EXERCISE DIRECTIONS - Write the items from the line containing "segment this screenshot: for" through the line containing "summary-value: 38 (402, 943, 423, 963)" as a two-column CSV with the headers input and output. Give one row per item, putting the item's text and its answer each in a single quoted field with line breaks replaced by spaces.

RECORDS TO USE -
+ + + +

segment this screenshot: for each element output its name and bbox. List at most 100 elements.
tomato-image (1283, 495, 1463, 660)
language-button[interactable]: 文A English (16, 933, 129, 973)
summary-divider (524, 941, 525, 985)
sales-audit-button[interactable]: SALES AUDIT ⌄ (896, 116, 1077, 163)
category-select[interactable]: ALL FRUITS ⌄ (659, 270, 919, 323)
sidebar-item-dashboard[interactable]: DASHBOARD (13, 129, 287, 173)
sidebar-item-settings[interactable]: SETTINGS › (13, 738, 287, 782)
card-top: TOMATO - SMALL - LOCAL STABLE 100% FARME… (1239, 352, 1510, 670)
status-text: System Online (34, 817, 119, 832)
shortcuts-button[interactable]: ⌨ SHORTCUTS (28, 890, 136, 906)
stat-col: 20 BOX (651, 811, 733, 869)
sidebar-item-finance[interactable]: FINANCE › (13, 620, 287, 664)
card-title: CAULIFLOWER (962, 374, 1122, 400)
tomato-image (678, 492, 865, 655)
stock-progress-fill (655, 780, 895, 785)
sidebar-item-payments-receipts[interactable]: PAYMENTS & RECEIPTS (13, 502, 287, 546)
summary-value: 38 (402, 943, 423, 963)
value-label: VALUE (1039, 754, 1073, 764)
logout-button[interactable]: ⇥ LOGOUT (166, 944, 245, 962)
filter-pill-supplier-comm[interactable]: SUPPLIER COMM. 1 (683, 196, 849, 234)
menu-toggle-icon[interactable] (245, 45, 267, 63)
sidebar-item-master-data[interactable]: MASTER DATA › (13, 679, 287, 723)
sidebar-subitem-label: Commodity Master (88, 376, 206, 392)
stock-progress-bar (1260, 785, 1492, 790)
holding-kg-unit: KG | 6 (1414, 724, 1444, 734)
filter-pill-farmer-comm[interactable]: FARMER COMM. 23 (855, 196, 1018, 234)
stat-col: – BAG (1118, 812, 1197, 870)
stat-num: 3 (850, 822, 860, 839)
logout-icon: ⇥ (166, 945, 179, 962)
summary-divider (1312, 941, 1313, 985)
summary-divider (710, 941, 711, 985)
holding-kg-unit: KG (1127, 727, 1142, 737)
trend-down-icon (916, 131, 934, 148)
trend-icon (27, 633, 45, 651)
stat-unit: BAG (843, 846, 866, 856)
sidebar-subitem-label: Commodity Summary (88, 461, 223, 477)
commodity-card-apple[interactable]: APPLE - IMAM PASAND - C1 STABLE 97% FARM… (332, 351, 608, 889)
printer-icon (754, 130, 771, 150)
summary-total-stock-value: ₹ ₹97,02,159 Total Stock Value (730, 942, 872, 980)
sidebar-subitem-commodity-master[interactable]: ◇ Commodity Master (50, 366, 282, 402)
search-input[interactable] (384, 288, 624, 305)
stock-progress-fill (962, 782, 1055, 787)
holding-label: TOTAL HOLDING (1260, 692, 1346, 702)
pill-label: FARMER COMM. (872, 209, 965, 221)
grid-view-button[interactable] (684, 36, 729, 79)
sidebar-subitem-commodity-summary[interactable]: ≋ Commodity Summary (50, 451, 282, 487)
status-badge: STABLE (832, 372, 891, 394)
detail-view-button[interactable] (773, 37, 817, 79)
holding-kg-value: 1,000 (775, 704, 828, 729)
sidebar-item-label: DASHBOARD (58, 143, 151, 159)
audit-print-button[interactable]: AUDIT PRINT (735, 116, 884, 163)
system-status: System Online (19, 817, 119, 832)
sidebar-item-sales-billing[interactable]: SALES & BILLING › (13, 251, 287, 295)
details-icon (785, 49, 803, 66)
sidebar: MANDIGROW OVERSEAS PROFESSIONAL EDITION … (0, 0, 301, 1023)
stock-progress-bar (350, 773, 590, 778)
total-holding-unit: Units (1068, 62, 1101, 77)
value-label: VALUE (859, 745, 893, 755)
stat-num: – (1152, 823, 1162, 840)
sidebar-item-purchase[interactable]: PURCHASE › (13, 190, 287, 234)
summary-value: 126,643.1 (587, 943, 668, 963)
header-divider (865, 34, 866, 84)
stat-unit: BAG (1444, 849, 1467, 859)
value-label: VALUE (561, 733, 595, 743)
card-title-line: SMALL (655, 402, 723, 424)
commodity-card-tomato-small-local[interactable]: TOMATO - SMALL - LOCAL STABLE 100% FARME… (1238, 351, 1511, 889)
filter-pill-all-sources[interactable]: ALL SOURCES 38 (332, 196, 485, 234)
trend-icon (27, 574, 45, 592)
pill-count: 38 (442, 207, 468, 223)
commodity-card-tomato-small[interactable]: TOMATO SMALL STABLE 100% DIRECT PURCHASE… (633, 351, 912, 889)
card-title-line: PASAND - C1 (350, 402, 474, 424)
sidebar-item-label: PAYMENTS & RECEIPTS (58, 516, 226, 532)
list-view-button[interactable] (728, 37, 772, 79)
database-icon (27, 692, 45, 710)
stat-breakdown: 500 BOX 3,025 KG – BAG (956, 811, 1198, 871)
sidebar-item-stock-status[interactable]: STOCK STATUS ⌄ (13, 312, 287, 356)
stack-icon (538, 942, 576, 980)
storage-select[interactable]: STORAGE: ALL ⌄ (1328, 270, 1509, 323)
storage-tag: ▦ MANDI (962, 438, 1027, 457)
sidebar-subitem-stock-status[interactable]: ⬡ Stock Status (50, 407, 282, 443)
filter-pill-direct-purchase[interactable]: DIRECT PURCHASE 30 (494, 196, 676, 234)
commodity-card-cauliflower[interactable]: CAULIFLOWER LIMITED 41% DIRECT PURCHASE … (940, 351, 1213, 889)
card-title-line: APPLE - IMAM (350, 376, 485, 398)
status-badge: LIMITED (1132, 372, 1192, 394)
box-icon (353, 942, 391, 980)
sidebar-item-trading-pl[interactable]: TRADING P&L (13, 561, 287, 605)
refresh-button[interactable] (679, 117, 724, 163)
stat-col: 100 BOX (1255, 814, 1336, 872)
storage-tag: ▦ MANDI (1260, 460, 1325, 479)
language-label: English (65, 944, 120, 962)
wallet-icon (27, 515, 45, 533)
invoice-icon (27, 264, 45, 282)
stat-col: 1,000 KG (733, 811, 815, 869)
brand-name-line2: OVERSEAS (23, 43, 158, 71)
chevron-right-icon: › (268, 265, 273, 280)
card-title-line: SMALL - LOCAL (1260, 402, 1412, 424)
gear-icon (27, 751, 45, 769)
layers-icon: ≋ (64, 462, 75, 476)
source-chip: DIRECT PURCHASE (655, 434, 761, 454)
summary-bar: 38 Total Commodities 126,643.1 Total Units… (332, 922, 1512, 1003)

+ + + +

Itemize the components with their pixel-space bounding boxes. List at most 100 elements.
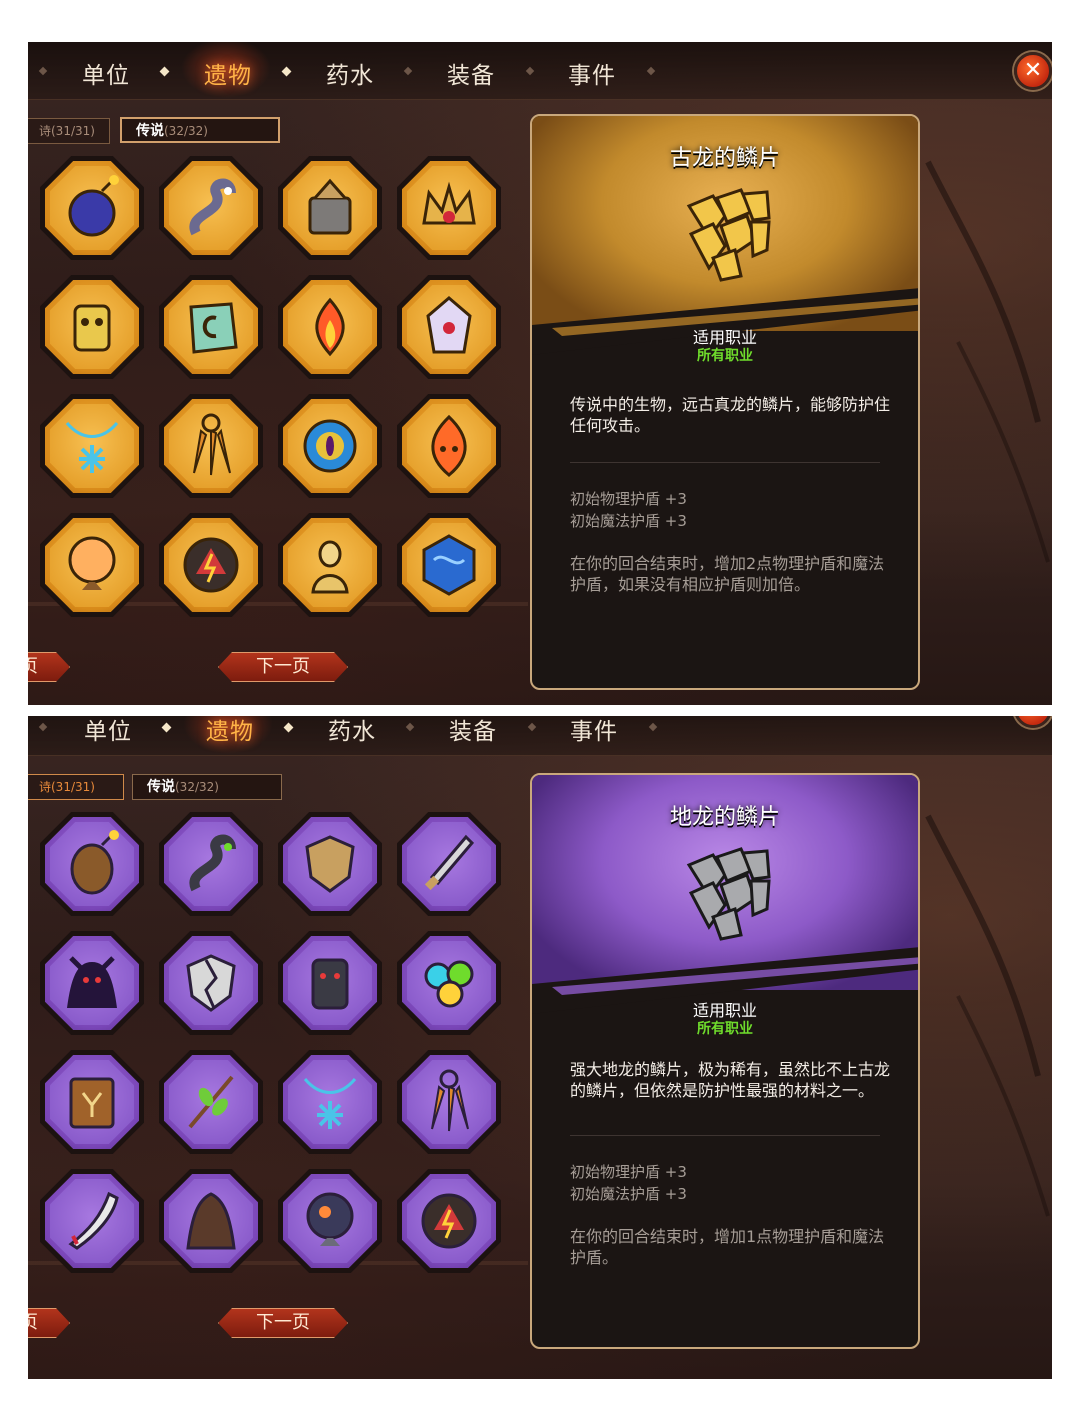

+ + + +

THE SOLUTION -
input,output
"segment this screenshot: for each element output its name and bbox. List at most 100 elements.","tomato-image (1283, 495, 1463, 660) language-button[interactable]: 文A English (16, 933, 129, 973) summary-divider (524, 941, 525, 985) sales-audit-button[interactable]: SALES AUDIT ⌄ (896, 116, 1077, 163) category-select[interactable]: ALL FRUITS ⌄ (659, 270, 919, 323) sidebar-item-dashboard[interactable]: DASHBOARD (13, 129, 287, 173) sidebar-item-settings[interactable]: SETTINGS › (13, 738, 287, 782) card-top: TOMATO - SMALL - LOCAL STABLE 100% FARME… (1239, 352, 1510, 670) status-text: System Online (34, 817, 119, 832) shortcuts-button[interactable]: ⌨ SHORTCUTS (28, 890, 136, 906) stat-col: 20 BOX (651, 811, 733, 869) sidebar-item-finance[interactable]: FINANCE › (13, 620, 287, 664) card-title: CAULIFLOWER (962, 374, 1122, 400) tomato-image (678, 492, 865, 655) stock-progress-fill (655, 780, 895, 785) sidebar-item-payments-receipts[interactable]: PAYMENTS & RECEIPTS (13, 502, 287, 546) summary-value: 38 (402, 943, 423, 963)"